• GIVEN INSTRUCTION:
In the data below, find every line that has the string "Cascading", and copy it.

• EXCERPTED RECORDS:
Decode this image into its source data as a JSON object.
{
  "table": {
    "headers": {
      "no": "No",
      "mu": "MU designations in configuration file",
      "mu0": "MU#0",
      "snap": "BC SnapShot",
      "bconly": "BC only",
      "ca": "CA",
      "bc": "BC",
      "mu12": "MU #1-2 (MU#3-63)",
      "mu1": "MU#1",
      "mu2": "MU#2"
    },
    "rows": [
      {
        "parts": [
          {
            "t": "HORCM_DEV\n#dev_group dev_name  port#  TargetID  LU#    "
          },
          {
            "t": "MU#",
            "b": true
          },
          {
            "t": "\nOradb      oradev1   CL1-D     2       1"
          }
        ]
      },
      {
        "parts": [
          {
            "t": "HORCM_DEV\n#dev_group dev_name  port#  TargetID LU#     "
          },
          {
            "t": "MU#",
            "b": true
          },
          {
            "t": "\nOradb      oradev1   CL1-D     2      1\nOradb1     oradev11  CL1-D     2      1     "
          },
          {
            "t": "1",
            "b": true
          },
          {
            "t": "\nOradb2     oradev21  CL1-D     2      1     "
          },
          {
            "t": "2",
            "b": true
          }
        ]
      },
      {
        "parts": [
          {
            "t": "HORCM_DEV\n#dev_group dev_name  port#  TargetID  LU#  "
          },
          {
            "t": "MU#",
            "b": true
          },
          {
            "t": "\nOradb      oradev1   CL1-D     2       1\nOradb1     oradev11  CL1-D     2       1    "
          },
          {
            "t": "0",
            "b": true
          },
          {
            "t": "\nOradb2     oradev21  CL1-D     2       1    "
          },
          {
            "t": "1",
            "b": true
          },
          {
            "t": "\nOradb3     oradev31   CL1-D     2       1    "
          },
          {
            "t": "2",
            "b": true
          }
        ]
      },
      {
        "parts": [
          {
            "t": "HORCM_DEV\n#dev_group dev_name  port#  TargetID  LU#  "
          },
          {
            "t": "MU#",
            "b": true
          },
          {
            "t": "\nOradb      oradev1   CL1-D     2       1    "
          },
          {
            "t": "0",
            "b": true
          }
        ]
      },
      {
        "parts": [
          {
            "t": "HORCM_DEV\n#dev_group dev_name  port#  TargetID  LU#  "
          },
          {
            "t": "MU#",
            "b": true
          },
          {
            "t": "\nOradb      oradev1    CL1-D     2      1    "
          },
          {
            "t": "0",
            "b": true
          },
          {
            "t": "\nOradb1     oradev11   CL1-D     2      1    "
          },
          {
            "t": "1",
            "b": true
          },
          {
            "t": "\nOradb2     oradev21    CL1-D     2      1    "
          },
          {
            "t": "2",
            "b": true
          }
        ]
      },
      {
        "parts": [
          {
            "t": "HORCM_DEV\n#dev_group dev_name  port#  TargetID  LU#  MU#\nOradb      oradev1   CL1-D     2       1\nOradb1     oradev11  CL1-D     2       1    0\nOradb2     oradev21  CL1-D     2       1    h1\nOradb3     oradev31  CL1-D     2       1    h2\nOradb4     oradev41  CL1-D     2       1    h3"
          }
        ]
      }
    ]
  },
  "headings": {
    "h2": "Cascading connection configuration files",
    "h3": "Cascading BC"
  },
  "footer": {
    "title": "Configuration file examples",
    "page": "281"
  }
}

• REPLY:
    "h2": "Cascading connection configuration files",
    "h3": "Cascading BC"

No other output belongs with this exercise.